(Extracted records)
** start **

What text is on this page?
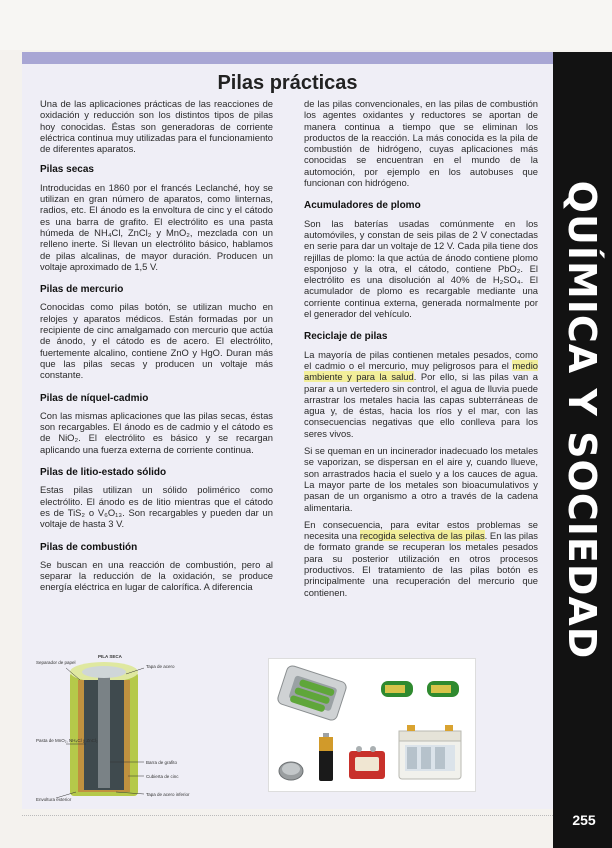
QUÍMICA Y SOCIEDAD
255
Pilas prácticas

Una de las aplicaciones prácticas de las reacciones de oxidación y reducción son los distintos tipos de pilas hoy conocidas. Éstas son generadoras de corriente eléctrica continua muy utilizadas para el funcionamiento de diferentes aparatos.

Pilas secas

Introducidas en 1860 por el francés Leclanché, hoy se utilizan en gran número de aparatos, como linternas, radios, etc. El ánodo es la envoltura de cinc y el cátodo es una barra de grafito. El electrólito es una pasta húmeda de NH₄Cl, ZnCl₂ y MnO₂, mezclada con un relleno inerte. Si llevan un electrólito básico, hablamos de pilas alcalinas, de mayor duración. Producen un voltaje aproximado de 1,5 V.

Pilas de mercurio

Conocidas como pilas botón, se utilizan mucho en relojes y aparatos médicos. Están formadas por un recipiente de cinc amalgamado con mercurio que actúa de ánodo, y el cátodo es de acero. El electrólito, fuertemente alcalino, contiene ZnO y HgO. Duran más que las pilas secas y producen un voltaje más constante.

Pilas de níquel-cadmio

Con las mismas aplicaciones que las pilas secas, éstas son recargables. El ánodo es de cadmio y el cátodo es de NiO₂. El electrólito es básico y se recargan aplicando una fuerza externa de corriente continua.

Pilas de litio-estado sólido

Estas pilas utilizan un sólido polimérico como electrólito. El ánodo es de litio mientras que el cátodo es de TiS₂ o V₆O₁₃. Son recargables y pueden dar un voltaje de hasta 3 V.

Pilas de combustión

Se buscan en una reacción de combustión, pero al separar la reducción de la oxidación, se produce energía eléctrica en lugar de calorífica. A diferencia

de las pilas convencionales, en las pilas de combustión los agentes oxidantes y reductores se aportan de manera continua a tiempo que se eliminan los productos de la reacción. La más conocida es la pila de combustión de hidrógeno, cuyas aplicaciones más conocidas se encuentran en el mundo de la automoción, por ejemplo en los autobuses que funcionan con hidrógeno.

Acumuladores de plomo

Son las baterías usadas comúnmente en los automóviles, y constan de seis pilas de 2 V conectadas en serie para dar un voltaje de 12 V. Cada pila tiene dos rejillas de plomo: la que actúa de ánodo contiene plomo esponjoso y la otra, el cátodo, contiene PbO₂. El electrólito es una disolución al 40% de H₂SO₄. El acumulador de plomo es recargable mediante una corriente continua externa, generada normalmente por el generador del vehículo.

Reciclaje de pilas

La mayoría de pilas contienen metales pesados, como el cadmio o el mercurio, muy peligrosos para el medio ambiente y para la salud. Por ello, si las pilas van a parar a un vertedero sin control, el agua de lluvia puede arrastrar los metales hacia las capas subterráneas de agua y, de éstas, hacia los ríos y el mar, con las consecuencias negativas que ello conlleva para los seres vivos.

Si se queman en un incinerador inadecuado los metales se vaporizan, se dispersan en el aire y, cuando llueve, son arrastrados hacia el suelo y a los cauces de agua. La mayor parte de los metales son bioacumulativos y pasan de un organismo a otro a través de la cadena alimentaria.

En consecuencia, para evitar estos problemas se necesita una recogida selectiva de las pilas. En las pilas de formato grande se recuperan los metales pesados para su posterior utilización en otros procesos productivos. El tratamiento de las pilas botón es principalmente una recuperación del mercurio que contienen.

PILA SECA
Separador de papel
Tapa de acero
Pasta de MnO₂, NH₄Cl y ZnCl₂
Barra de grafito
Cubierta de cinc
Tapa de acero inferior
Envoltura exterior
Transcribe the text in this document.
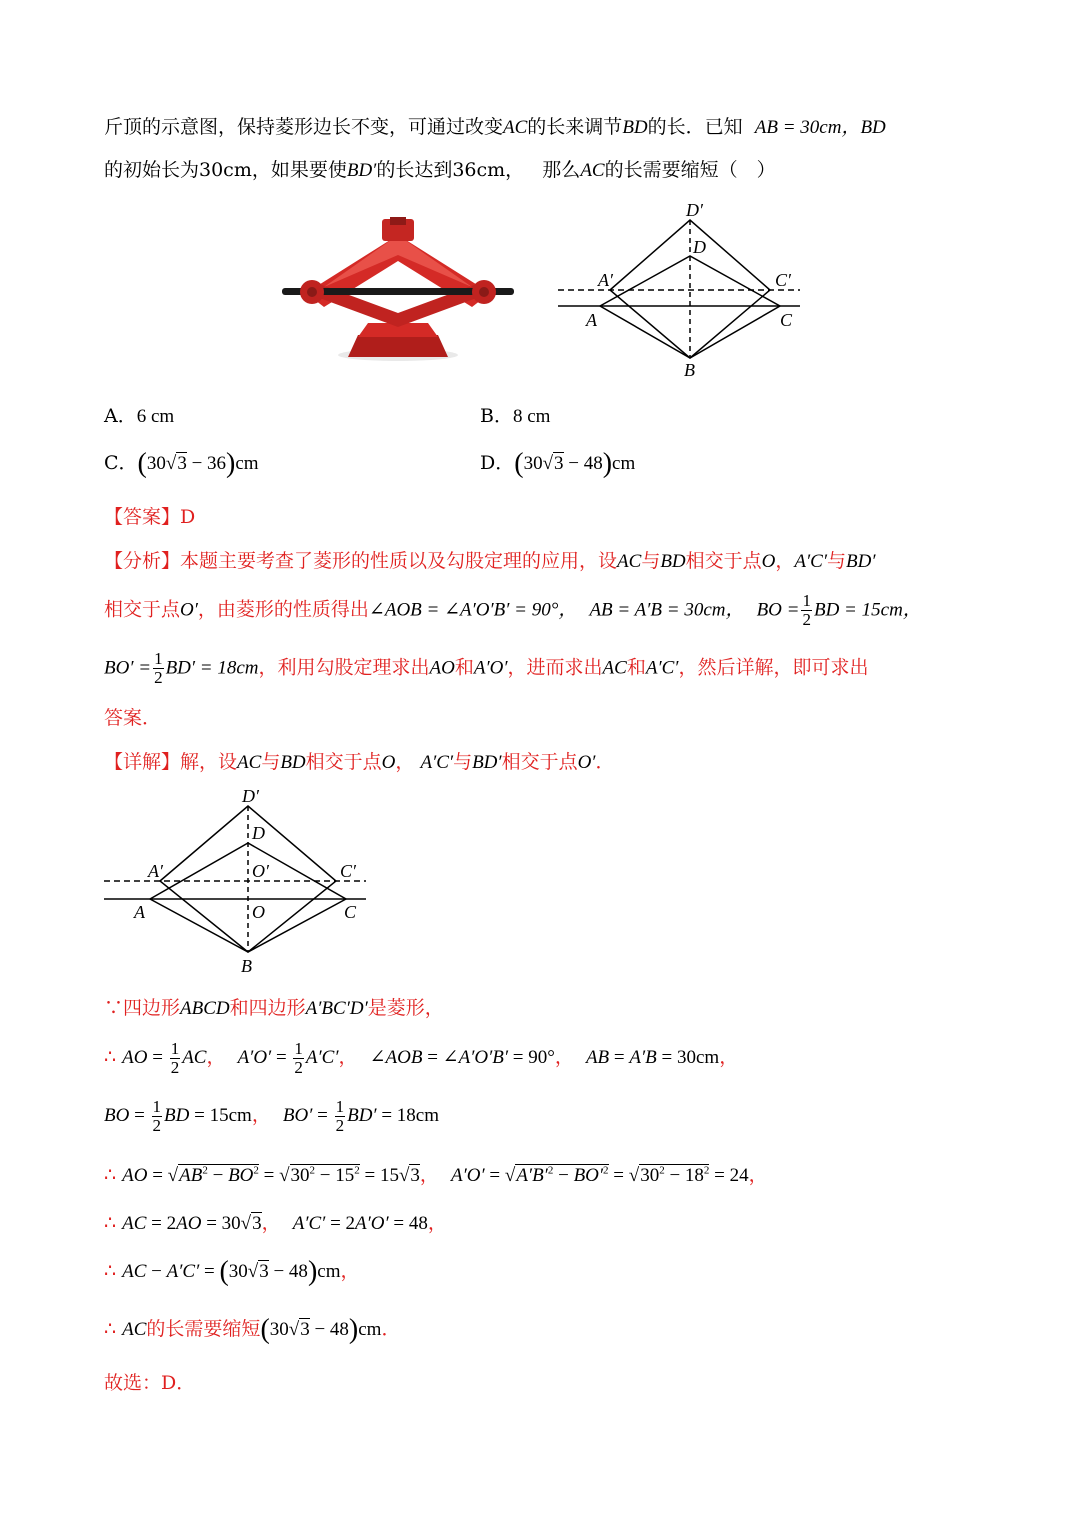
斤顶的示意图，保持菱形边长不变，可通过改变AC的长来调节BD的长．已知 AB = 30cm，BD
的初始长为30cm，如果要使BD′的长达到36cm， 那么AC的长需要缩短（　）
D′
D
A′	C′
A	C
B
A．6 cm	B．8 cm
C．(30√3 − 36)cm	D．(30√3 − 48)cm
【答案】D
【分析】本题主要考查了菱形的性质以及勾股定理的应用，设AC与BD相交于点O，A′C′与BD′
相交于点O′，由菱形的性质得出∠AOB = ∠A′O′B′ = 90°， AB = A′B = 30cm， BO = $\frac{1}{2}$ BD = 15cm，
$BO' = \frac{1}{2} BD' = 18cm$，利用勾股定理求出AO和A′O′，进而求出AC和A′C′，然后详解，即可求出
答案．
【详解】解，设AC与BD相交于点O， A′C′与BD′相交于点O′．
D′
D
A′	O′	C′
A	O	C
B
∵四边形ABCD和四边形A′BC′D′是菱形，
∴ AO = $\frac{1}{2}$ AC，  $A'O' = \frac{1}{2} A'C'$，  ∠AOB = ∠A′O′B′ = 90°，  AB = A′B = 30cm，
BO = $\frac{1}{2}$ BD = 15cm，  $BO' = \frac{1}{2} BD' = 18cm$
∴ AO = $√AB^2 - BO^2 = √30^2 - 15^2 = 15√3$，  $A'O' = √A'B'^2 - BO'^2 = √30^2 - 18^2 = 24$，
∴ AC = 2AO = 30√3，  A′C′ = 2A′O′ = 48，
∴ AC − A′C′ = (30√3 − 48)cm，
∴ AC的长需要缩短(30√3 − 48)cm．
故选：D．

** end **

## Problem requirements
Begin with the line containing "Transcribe the text in this document." and end with the final line of the data, printing those lines exactly and only; pictures are left out.

## Result for this exercise
Transcribe the text in this document.
斤顶的示意图，保持菱形边长不变，可通过改变AC的长来调节BD的长．已知 AB = 30cm，BD
的初始长为30cm，如果要使BD′的长达到36cm， 那么AC的长需要缩短（　）
D′
D
A′	C′
A	C
B
A．6 cm	B．8 cm
C．(30√3 − 36)cm	D．(30√3 − 48)cm
【答案】D
【分析】本题主要考查了菱形的性质以及勾股定理的应用，设AC与BD相交于点O，A′C′与BD′
相交于点O′，由菱形的性质得出∠AOB = ∠A′O′B′ = 90°， AB = A′B = 30cm， BO = $\frac{1}{2}$ BD = 15cm，
$BO' = \frac{1}{2} BD' = 18cm$，利用勾股定理求出AO和A′O′，进而求出AC和A′C′，然后详解，即可求出
答案．
【详解】解，设AC与BD相交于点O， A′C′与BD′相交于点O′．
D′
D
A′	O′	C′
A	O	C
B
∵四边形ABCD和四边形A′BC′D′是菱形，
∴ AO = $\frac{1}{2}$ AC，  $A'O' = \frac{1}{2} A'C'$，  ∠AOB = ∠A′O′B′ = 90°，  AB = A′B = 30cm，
BO = $\frac{1}{2}$ BD = 15cm，  $BO' = \frac{1}{2} BD' = 18cm$
∴ AO = $√AB^2 - BO^2 = √30^2 - 15^2 = 15√3$，  $A'O' = √A'B'^2 - BO'^2 = √30^2 - 18^2 = 24$，
∴ AC = 2AO = 30√3，  A′C′ = 2A′O′ = 48，
∴ AC − A′C′ = (30√3 − 48)cm，
∴ AC的长需要缩短(30√3 − 48)cm．
故选：D．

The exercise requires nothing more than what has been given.